Start Source document
Loving Australia's hard and soft faces

  • 27 February 2009
Morgan, Sally et al. (ed): Heartsick for Country: Stories of Love, Spirit and Creation. Fremantle Arts Centre Press, 2008. ISBN 9781921361111

The recent Victorian bushfires have caused many Australians to ponder the nature of land, love, community and identity. Aside from the paroxysms of some in the conservative press, it has been a time of reflection with few instant answers.

Fremantle Arts Centre Press's new anthology Heartsick for Country is profoundly relevant in the current climate because its 16 Indigenous authors answer in a rich variety of ways the question of what it means to belong to 'country'. Their country is one whose ancient landscape and traditions of custodianship were violently disrupted well before the 2009 fires.

In some cases it is silent country. Worrima man and Aboriginal and Torres Strait Island Social Justice Commissioner Bill Jonas, for example, wonders what became of his ancestors at one of the early contact sites in New South Wales. And Nyungar lecturer Joe Boolgar Collard considers the colonial silencing of Indigenous environmental practices of fish stock replenishment and burning-off on pain of flogging.
End Source document
Goal of the exercise:
Edit the review by rewriting the passage between "Loving Australia's hard" and "the 2009 fires.", inclusive, with "anthology" changed to "collection".
Start Material provided
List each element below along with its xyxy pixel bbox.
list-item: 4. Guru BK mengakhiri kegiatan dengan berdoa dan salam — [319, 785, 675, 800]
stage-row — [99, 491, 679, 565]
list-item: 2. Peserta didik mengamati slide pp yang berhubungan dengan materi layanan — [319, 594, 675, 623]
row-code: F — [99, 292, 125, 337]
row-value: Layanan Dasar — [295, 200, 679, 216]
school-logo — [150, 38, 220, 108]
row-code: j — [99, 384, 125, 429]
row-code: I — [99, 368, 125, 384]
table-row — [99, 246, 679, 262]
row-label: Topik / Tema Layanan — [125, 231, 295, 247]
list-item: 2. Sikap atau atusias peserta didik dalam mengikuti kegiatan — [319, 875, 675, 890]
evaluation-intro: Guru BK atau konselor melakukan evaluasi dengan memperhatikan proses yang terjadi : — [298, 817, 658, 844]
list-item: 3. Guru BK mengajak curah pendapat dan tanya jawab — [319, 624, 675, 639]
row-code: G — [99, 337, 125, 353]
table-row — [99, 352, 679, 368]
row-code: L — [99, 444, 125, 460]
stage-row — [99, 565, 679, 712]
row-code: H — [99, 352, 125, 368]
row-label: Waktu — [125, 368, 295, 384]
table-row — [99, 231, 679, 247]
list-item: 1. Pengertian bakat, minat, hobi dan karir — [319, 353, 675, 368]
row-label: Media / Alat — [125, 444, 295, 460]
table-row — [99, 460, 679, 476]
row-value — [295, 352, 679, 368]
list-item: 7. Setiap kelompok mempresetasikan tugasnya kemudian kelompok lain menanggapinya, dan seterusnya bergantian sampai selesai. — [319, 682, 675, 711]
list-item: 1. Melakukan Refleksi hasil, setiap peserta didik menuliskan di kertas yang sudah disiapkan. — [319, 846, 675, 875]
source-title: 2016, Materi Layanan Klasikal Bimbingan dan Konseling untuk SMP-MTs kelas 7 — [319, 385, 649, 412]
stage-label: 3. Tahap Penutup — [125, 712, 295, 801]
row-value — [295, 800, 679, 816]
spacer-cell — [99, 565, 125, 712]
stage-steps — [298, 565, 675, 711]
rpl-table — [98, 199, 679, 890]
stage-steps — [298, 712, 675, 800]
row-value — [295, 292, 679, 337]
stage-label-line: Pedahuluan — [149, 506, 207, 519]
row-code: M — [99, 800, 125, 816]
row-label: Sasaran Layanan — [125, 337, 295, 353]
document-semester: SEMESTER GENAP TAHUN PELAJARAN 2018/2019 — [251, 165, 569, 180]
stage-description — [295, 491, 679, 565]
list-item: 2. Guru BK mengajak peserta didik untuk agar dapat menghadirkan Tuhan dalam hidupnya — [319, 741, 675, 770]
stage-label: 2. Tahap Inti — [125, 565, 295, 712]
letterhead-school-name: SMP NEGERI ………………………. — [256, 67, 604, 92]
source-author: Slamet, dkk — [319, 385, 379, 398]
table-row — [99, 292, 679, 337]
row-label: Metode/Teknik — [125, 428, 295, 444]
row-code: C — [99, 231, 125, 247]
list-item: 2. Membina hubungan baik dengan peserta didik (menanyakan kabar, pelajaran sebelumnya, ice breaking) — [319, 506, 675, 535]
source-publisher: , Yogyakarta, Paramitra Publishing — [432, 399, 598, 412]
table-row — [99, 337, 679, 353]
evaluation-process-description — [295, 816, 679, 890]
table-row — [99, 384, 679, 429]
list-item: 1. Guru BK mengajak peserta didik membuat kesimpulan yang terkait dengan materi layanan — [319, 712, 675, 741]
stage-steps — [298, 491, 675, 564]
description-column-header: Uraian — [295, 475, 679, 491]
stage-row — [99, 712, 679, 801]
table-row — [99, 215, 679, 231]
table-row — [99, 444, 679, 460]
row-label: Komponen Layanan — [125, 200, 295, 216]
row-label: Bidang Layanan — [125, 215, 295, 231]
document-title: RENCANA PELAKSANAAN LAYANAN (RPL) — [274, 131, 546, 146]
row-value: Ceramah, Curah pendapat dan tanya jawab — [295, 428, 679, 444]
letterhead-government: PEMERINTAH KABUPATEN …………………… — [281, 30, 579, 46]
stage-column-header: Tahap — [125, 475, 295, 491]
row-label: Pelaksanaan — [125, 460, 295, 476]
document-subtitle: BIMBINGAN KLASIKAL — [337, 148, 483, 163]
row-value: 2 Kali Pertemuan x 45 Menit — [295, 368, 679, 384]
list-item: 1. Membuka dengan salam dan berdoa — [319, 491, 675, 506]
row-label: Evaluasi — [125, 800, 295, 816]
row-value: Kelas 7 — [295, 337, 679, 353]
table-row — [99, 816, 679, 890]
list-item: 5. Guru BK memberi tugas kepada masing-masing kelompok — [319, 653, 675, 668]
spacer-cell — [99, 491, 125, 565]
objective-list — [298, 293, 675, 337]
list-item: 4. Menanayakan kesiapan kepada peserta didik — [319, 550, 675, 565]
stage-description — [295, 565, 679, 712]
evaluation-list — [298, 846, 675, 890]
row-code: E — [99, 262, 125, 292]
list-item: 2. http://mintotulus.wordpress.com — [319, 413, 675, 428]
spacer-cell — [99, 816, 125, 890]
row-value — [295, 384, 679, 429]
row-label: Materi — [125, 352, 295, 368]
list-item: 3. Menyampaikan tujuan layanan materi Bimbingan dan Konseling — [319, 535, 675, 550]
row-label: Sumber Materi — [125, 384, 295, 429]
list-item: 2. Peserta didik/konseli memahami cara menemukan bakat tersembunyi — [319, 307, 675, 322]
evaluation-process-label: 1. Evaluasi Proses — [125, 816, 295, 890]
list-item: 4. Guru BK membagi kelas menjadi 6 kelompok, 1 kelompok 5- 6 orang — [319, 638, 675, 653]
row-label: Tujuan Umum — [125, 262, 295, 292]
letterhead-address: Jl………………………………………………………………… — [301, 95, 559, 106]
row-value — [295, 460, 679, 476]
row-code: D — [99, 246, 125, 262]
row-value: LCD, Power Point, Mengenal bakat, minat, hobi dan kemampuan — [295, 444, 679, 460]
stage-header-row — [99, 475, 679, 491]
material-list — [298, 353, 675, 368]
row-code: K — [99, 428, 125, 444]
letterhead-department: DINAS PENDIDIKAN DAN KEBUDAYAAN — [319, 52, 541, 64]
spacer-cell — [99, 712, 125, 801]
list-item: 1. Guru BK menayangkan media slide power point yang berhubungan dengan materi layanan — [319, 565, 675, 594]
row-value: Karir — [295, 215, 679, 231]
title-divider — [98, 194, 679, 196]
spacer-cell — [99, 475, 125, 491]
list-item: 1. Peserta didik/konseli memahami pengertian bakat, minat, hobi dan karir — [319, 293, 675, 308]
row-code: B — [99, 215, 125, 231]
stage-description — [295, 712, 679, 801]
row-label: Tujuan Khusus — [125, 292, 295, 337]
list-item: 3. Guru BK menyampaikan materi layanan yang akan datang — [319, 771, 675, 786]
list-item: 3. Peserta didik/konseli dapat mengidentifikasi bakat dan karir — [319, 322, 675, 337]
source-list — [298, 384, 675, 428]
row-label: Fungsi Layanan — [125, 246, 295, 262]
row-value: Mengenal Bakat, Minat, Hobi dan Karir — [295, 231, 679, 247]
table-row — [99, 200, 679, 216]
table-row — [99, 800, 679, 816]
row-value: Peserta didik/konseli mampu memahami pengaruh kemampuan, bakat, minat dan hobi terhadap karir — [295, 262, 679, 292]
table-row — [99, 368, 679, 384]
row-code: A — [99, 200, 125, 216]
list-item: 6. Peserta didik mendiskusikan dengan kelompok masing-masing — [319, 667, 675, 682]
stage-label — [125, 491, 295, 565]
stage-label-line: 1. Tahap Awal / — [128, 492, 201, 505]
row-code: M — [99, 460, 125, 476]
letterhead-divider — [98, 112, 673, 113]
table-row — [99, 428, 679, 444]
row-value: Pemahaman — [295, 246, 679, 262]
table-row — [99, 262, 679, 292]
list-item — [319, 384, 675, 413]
End Material provided
Reply:
Loving Australia's hard and soft faces

  • 27 February 2009
Morgan, Sally et al. (ed): Heartsick for Country: Stories of Love, Spirit and Creation. Fremantle Arts Centre Press, 2008. ISBN 9781921361111

The recent Victorian bushfires have caused many Australians to ponder the nature of land, love, community and identity. Aside from the paroxysms of some in the conservative press, it has been a time of reflection with few instant answers.

Fremantle Arts Centre Press's new collection Heartsick for Country is profoundly relevant in the current climate because its 16 Indigenous authors answer in a rich variety of ways the question of what it means to belong to 'country'. Their country is one whose ancient landscape and traditions of custodianship were violently disrupted well before the 2009 fires.